* Start ENTRIES SHOWN *

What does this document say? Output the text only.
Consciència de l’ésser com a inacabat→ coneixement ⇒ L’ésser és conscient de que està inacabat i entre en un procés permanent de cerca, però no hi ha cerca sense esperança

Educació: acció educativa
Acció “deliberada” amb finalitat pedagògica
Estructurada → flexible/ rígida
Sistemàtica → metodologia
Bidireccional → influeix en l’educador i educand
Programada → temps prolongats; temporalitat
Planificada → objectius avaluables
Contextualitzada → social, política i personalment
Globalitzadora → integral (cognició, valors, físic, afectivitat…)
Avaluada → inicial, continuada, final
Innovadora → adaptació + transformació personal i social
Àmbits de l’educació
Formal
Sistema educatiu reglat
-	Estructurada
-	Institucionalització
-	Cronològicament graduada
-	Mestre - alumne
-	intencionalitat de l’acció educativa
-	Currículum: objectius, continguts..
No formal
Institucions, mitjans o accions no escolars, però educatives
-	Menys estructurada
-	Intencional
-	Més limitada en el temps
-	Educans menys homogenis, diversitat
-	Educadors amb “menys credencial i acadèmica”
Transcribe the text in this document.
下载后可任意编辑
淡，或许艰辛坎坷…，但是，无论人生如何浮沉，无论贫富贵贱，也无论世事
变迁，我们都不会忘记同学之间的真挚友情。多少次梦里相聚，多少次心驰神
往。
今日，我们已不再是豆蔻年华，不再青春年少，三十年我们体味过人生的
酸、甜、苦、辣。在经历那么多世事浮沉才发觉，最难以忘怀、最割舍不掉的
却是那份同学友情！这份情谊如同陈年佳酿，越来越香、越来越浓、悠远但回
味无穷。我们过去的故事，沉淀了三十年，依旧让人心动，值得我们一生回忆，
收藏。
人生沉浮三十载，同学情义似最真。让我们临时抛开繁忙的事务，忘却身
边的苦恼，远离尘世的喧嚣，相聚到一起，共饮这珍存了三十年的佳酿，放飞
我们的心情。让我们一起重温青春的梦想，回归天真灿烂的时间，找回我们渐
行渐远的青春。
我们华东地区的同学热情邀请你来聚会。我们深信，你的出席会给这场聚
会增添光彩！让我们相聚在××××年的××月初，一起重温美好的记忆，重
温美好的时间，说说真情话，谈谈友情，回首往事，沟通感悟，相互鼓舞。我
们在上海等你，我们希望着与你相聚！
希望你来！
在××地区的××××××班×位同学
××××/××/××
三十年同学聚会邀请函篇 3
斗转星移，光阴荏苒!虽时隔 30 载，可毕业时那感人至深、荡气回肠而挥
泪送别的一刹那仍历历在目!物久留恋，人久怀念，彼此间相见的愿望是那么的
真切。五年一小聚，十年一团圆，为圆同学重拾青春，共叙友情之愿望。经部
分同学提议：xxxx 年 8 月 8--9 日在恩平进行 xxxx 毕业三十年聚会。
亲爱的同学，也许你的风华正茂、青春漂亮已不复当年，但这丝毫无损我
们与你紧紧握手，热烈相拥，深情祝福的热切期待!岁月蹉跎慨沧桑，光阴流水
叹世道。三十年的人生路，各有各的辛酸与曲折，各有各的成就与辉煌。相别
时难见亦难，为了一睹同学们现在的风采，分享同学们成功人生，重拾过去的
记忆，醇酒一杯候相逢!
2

* End ENTRIES SHOWN *
* Start ENTRIES SHOWN *

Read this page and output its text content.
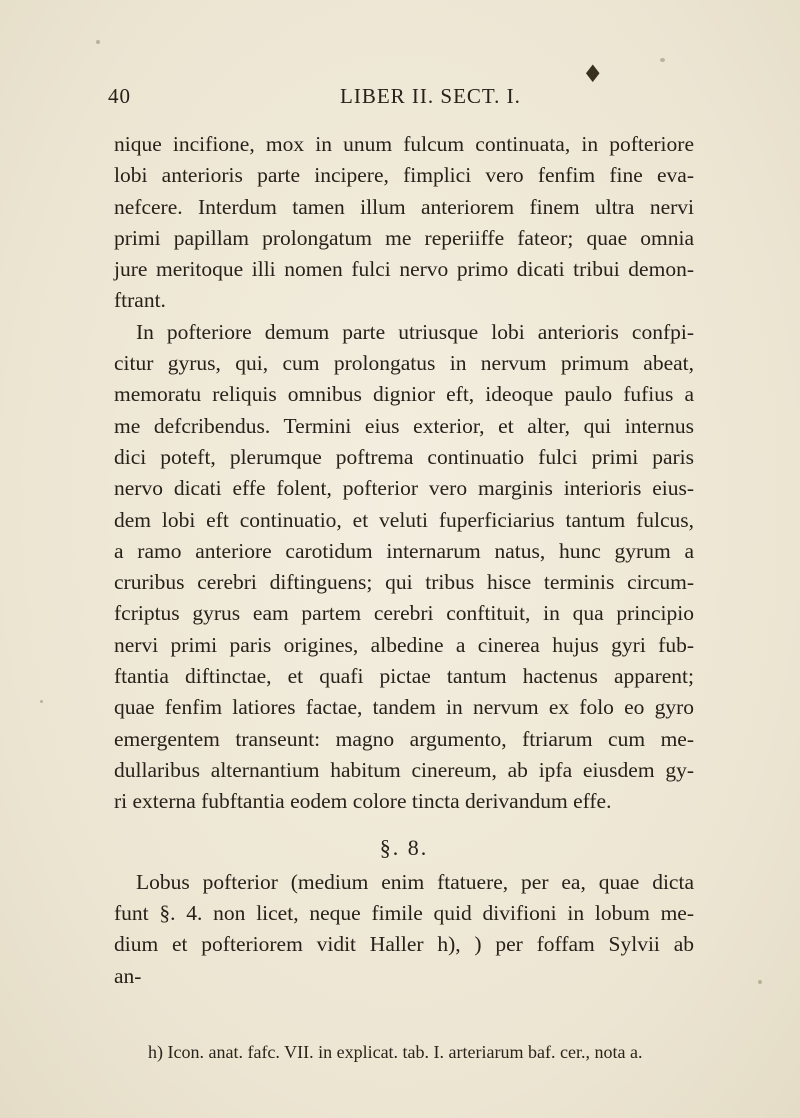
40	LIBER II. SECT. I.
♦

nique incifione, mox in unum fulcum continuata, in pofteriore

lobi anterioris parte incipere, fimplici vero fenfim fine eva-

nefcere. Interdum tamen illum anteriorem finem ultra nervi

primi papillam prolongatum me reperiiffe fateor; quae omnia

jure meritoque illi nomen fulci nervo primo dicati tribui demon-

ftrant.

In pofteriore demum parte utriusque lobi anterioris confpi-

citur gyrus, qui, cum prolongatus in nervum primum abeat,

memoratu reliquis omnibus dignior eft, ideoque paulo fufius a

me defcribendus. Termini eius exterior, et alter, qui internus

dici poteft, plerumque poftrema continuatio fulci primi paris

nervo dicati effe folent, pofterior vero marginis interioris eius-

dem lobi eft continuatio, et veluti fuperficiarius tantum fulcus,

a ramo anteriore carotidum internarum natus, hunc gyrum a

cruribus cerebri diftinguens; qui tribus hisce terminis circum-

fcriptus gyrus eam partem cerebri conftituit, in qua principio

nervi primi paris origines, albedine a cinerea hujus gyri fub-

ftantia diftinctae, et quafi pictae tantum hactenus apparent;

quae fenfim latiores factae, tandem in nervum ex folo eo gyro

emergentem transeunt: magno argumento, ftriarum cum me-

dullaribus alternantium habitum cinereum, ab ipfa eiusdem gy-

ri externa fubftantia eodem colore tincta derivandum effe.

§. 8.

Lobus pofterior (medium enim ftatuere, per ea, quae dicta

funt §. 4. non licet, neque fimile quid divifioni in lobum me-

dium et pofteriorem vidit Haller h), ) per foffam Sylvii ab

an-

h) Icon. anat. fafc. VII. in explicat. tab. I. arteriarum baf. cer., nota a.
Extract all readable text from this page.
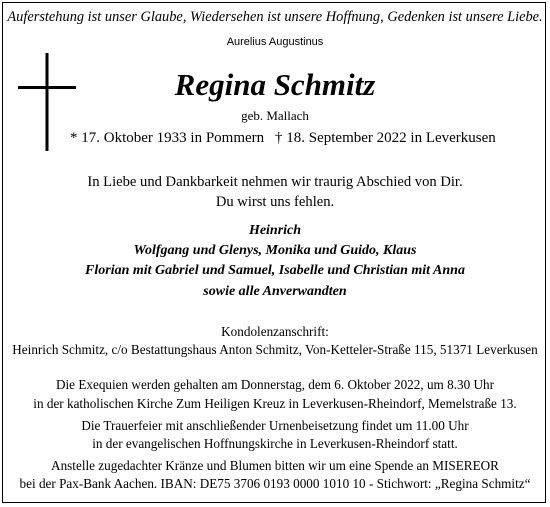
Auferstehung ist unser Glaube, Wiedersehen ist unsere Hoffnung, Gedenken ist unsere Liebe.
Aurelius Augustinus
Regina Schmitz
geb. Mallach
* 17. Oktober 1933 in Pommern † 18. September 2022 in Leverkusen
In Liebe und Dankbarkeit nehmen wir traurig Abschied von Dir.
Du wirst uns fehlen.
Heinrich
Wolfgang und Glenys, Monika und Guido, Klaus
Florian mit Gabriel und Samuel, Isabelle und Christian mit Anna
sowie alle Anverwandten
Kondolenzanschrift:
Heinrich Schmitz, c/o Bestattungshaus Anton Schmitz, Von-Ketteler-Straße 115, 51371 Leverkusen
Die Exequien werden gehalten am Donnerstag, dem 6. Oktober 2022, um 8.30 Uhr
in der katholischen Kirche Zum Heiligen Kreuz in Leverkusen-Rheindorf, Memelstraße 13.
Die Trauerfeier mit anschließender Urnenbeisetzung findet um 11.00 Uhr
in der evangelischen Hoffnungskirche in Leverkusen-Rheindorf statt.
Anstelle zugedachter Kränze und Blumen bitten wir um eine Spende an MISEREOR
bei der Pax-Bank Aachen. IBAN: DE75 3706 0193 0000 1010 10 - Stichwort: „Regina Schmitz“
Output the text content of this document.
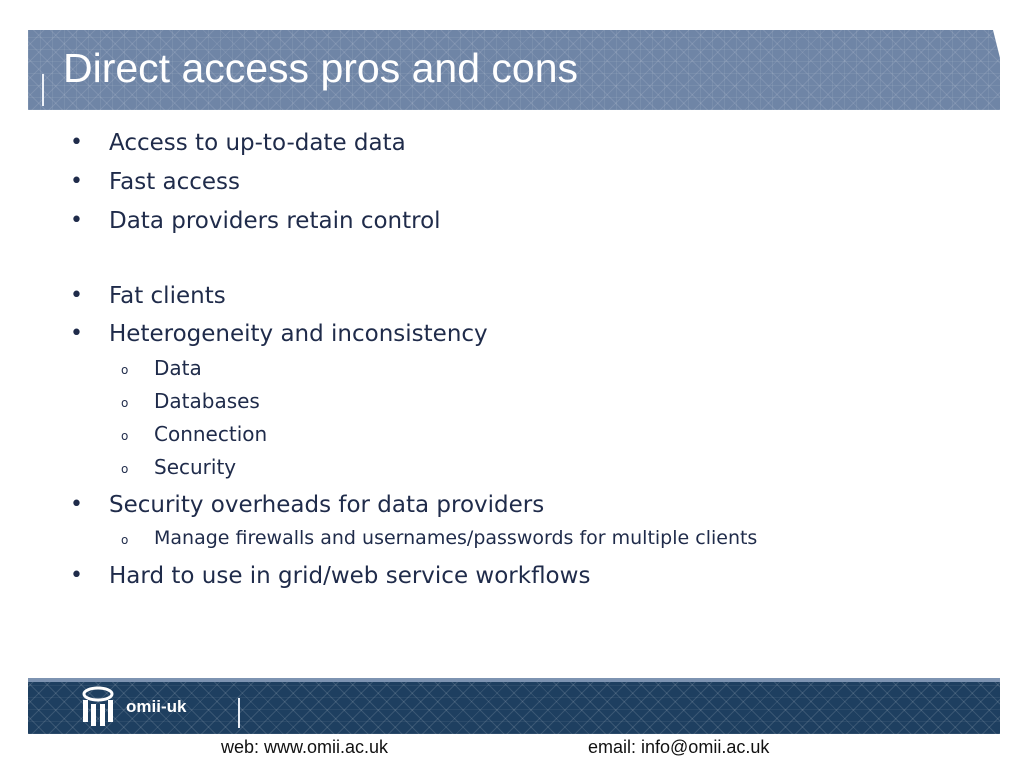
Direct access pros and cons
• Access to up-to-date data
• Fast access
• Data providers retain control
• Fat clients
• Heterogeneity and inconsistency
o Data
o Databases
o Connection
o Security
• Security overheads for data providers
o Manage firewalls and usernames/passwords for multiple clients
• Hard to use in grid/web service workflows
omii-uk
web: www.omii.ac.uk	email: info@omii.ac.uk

* End ENTRIES SHOWN *

PROBLEM DETAILS. Extract from the data every line where "Oktober" shows up.

SOLVED PROBLEM.
* 17. Oktober 1933 in Pommern † 18. September 2022 in Leverkusen
Die Exequien werden gehalten am Donnerstag, dem 6. Oktober 2022, um 8.30 Uhr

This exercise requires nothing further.